What follows is a listing; restate every line of it word for word.

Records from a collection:
+ + + + + + +

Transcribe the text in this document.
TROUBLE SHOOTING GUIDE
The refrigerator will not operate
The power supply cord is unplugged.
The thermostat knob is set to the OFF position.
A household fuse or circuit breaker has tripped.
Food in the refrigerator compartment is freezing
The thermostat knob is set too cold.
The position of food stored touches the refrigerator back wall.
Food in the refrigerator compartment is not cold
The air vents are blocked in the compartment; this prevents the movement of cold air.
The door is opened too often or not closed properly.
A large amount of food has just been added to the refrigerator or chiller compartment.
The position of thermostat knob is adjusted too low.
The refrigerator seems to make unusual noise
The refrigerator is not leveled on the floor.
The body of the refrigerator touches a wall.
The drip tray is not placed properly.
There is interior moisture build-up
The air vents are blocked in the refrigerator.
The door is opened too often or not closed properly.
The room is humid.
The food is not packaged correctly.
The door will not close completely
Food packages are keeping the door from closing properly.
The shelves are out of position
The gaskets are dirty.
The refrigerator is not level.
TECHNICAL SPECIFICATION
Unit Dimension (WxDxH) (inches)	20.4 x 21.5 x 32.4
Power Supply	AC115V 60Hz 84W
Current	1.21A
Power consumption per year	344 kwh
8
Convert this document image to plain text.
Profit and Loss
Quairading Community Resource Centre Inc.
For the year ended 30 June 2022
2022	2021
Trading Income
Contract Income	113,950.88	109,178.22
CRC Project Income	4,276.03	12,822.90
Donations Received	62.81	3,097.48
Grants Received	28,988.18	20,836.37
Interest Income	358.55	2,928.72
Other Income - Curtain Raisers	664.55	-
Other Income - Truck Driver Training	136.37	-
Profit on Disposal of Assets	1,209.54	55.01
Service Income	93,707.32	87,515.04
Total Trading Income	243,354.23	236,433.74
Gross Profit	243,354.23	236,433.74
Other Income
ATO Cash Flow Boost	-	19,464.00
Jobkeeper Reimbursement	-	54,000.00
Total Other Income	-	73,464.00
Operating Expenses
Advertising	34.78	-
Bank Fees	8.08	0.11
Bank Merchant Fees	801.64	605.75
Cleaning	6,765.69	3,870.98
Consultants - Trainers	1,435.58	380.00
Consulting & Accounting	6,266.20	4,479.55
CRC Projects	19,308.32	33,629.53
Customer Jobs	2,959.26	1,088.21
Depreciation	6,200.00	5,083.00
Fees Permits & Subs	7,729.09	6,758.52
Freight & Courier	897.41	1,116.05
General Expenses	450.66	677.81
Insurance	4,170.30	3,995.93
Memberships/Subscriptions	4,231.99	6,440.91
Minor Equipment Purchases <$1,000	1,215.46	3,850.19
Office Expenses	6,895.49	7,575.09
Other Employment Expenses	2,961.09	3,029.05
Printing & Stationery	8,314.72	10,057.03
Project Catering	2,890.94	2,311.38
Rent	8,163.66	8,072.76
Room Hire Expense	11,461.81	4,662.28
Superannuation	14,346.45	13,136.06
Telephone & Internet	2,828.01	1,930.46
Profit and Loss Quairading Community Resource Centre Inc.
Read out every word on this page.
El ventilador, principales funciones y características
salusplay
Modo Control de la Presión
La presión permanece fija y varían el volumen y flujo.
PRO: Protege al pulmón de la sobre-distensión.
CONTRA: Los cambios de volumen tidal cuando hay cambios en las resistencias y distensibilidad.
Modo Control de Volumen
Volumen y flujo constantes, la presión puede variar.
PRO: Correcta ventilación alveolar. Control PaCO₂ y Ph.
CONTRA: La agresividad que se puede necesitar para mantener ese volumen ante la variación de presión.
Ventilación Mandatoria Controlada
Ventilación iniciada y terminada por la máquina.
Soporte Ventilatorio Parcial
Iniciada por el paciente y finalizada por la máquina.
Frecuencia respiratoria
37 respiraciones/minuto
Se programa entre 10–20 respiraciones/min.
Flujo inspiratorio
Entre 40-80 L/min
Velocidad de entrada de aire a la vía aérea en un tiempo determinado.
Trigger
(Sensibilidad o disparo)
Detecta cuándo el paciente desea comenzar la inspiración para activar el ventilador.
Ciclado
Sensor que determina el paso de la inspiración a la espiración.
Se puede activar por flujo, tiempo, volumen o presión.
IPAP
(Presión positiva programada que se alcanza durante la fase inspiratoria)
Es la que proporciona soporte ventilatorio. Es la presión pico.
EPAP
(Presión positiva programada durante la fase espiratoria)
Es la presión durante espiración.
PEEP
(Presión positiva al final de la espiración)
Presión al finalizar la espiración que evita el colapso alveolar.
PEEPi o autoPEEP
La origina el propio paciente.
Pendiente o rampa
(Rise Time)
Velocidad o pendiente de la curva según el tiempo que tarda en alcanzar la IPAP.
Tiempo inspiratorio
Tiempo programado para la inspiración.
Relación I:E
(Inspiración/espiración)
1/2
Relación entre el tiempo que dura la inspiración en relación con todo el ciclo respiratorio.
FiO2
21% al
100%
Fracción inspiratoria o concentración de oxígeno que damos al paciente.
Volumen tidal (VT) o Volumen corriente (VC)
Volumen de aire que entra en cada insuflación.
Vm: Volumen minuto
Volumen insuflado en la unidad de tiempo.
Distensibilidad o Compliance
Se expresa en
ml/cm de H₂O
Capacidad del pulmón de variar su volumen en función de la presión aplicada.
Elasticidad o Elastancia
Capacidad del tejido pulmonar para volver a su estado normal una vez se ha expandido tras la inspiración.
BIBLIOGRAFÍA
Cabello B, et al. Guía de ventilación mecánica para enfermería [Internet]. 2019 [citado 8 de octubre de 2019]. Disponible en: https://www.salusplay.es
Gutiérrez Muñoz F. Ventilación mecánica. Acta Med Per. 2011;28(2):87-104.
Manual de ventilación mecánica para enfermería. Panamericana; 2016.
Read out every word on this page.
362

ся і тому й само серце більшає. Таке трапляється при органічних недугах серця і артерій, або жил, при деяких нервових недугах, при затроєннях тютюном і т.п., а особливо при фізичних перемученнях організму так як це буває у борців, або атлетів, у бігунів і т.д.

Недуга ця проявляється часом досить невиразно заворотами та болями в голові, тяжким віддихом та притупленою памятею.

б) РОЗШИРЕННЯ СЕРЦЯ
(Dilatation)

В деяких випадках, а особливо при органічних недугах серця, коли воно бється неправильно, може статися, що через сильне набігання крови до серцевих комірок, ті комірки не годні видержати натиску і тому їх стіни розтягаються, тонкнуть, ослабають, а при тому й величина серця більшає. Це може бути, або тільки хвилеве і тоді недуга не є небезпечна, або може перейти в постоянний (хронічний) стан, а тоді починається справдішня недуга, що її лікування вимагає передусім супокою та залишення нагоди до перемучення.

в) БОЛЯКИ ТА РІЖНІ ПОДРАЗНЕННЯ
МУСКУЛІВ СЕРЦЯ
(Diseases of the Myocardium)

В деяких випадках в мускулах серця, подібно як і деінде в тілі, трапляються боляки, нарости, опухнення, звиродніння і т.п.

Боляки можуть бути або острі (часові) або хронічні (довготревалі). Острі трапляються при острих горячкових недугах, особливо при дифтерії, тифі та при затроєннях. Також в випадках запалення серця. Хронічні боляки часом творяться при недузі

+ + + + + + +

_THE OUTPUT_
Transcribe the text in this document.
TROUBLE SHOOTING GUIDE
The refrigerator will not operate
The power supply cord is unplugged.
The thermostat knob is set to the OFF position.
A household fuse or circuit breaker has tripped.
Food in the refrigerator compartment is freezing
The thermostat knob is set too cold.
The position of food stored touches the refrigerator back wall.
Food in the refrigerator compartment is not cold
The air vents are blocked in the compartment; this prevents the movement of cold air.
The door is opened too often or not closed properly.
A large amount of food has just been added to the refrigerator or chiller compartment.
The position of thermostat knob is adjusted too low.
The refrigerator seems to make unusual noise
The refrigerator is not leveled on the floor.
The body of the refrigerator touches a wall.
The drip tray is not placed properly.
There is interior moisture build-up
The air vents are blocked in the refrigerator.
The door is opened too often or not closed properly.
The room is humid.
The food is not packaged correctly.
The door will not close completely
Food packages are keeping the door from closing properly.
The shelves are out of position
The gaskets are dirty.
The refrigerator is not level.
TECHNICAL SPECIFICATION
Unit Dimension (WxDxH) (inches)	20.4 x 21.5 x 32.4
Power Supply	AC115V 60Hz 84W
Current	1.21A
Power consumption per year	344 kwh
8
Convert this document image to plain text.
Profit and Loss
Quairading Community Resource Centre Inc.
For the year ended 30 June 2022
2022	2021
Trading Income
Contract Income	113,950.88	109,178.22
CRC Project Income	4,276.03	12,822.90
Donations Received	62.81	3,097.48
Grants Received	28,988.18	20,836.37
Interest Income	358.55	2,928.72
Other Income - Curtain Raisers	664.55	-
Other Income - Truck Driver Training	136.37	-
Profit on Disposal of Assets	1,209.54	55.01
Service Income	93,707.32	87,515.04
Total Trading Income	243,354.23	236,433.74
Gross Profit	243,354.23	236,433.74
Other Income
ATO Cash Flow Boost	-	19,464.00
Jobkeeper Reimbursement	-	54,000.00
Total Other Income	-	73,464.00
Operating Expenses
Advertising	34.78	-
Bank Fees	8.08	0.11
Bank Merchant Fees	801.64	605.75
Cleaning	6,765.69	3,870.98
Consultants - Trainers	1,435.58	380.00
Consulting & Accounting	6,266.20	4,479.55
CRC Projects	19,308.32	33,629.53
Customer Jobs	2,959.26	1,088.21
Depreciation	6,200.00	5,083.00
Fees Permits & Subs	7,729.09	6,758.52
Freight & Courier	897.41	1,116.05
General Expenses	450.66	677.81
Insurance	4,170.30	3,995.93
Memberships/Subscriptions	4,231.99	6,440.91
Minor Equipment Purchases <$1,000	1,215.46	3,850.19
Office Expenses	6,895.49	7,575.09
Other Employment Expenses	2,961.09	3,029.05
Printing & Stationery	8,314.72	10,057.03
Project Catering	2,890.94	2,311.38
Rent	8,163.66	8,072.76
Room Hire Expense	11,461.81	4,662.28
Superannuation	14,346.45	13,136.06
Telephone & Internet	2,828.01	1,930.46
Profit and Loss Quairading Community Resource Centre Inc.
Read out every word on this page.
El ventilador, principales funciones y características
salusplay
Modo Control de la Presión
La presión permanece fija y varían el volumen y flujo.
PRO: Protege al pulmón de la sobre-distensión.
CONTRA: Los cambios de volumen tidal cuando hay cambios en las resistencias y distensibilidad.
Modo Control de Volumen
Volumen y flujo constantes, la presión puede variar.
PRO: Correcta ventilación alveolar. Control PaCO₂ y Ph.
CONTRA: La agresividad que se puede necesitar para mantener ese volumen ante la variación de presión.
Ventilación Mandatoria Controlada
Ventilación iniciada y terminada por la máquina.
Soporte Ventilatorio Parcial
Iniciada por el paciente y finalizada por la máquina.
Frecuencia respiratoria
37 respiraciones/minuto
Se programa entre 10–20 respiraciones/min.
Flujo inspiratorio
Entre 40-80 L/min
Velocidad de entrada de aire a la vía aérea en un tiempo determinado.
Trigger
(Sensibilidad o disparo)
Detecta cuándo el paciente desea comenzar la inspiración para activar el ventilador.
Ciclado
Sensor que determina el paso de la inspiración a la espiración.
Se puede activar por flujo, tiempo, volumen o presión.
IPAP
(Presión positiva programada que se alcanza durante la fase inspiratoria)
Es la que proporciona soporte ventilatorio. Es la presión pico.
EPAP
(Presión positiva programada durante la fase espiratoria)
Es la presión durante espiración.
PEEP
(Presión positiva al final de la espiración)
Presión al finalizar la espiración que evita el colapso alveolar.
PEEPi o autoPEEP
La origina el propio paciente.
Pendiente o rampa
(Rise Time)
Velocidad o pendiente de la curva según el tiempo que tarda en alcanzar la IPAP.
Tiempo inspiratorio
Tiempo programado para la inspiración.
Relación I:E
(Inspiración/espiración)
1/2
Relación entre el tiempo que dura la inspiración en relación con todo el ciclo respiratorio.
FiO2
21% al
100%
Fracción inspiratoria o concentración de oxígeno que damos al paciente.
Volumen tidal (VT) o Volumen corriente (VC)
Volumen de aire que entra en cada insuflación.
Vm: Volumen minuto
Volumen insuflado en la unidad de tiempo.
Distensibilidad o Compliance
Se expresa en
ml/cm de H₂O
Capacidad del pulmón de variar su volumen en función de la presión aplicada.
Elasticidad o Elastancia
Capacidad del tejido pulmonar para volver a su estado normal una vez se ha expandido tras la inspiración.
BIBLIOGRAFÍA
Cabello B, et al. Guía de ventilación mecánica para enfermería [Internet]. 2019 [citado 8 de octubre de 2019]. Disponible en: https://www.salusplay.es
Gutiérrez Muñoz F. Ventilación mecánica. Acta Med Per. 2011;28(2):87-104.
Manual de ventilación mecánica para enfermería. Panamericana; 2016.
Read out every word on this page.
362

ся і тому й само серце більшає. Таке трапляється при органічних недугах серця і артерій, або жил, при деяких нервових недугах, при затроєннях тютюном і т.п., а особливо при фізичних перемученнях організму так як це буває у борців, або атлетів, у бігунів і т.д.

Недуга ця проявляється часом досить невиразно заворотами та болями в голові, тяжким віддихом та притупленою памятею.

б) РОЗШИРЕННЯ СЕРЦЯ
(Dilatation)

В деяких випадках, а особливо при органічних недугах серця, коли воно бється неправильно, може статися, що через сильне набігання крови до серцевих комірок, ті комірки не годні видержати натиску і тому їх стіни розтягаються, тонкнуть, ослабають, а при тому й величина серця більшає. Це може бути, або тільки хвилеве і тоді недуга не є небезпечна, або може перейти в постоянний (хронічний) стан, а тоді починається справдішня недуга, що її лікування вимагає передусім супокою та залишення нагоди до перемучення.

в) БОЛЯКИ ТА РІЖНІ ПОДРАЗНЕННЯ
МУСКУЛІВ СЕРЦЯ
(Diseases of the Myocardium)

В деяких випадках в мускулах серця, подібно як і деінде в тілі, трапляються боляки, нарости, опухнення, звиродніння і т.п.

Боляки можуть бути або острі (часові) або хронічні (довготревалі). Острі трапляються при острих горячкових недугах, особливо при дифтерії, тифі та при затроєннях. Також в випадках запалення серця. Хронічні боляки часом творяться при недузі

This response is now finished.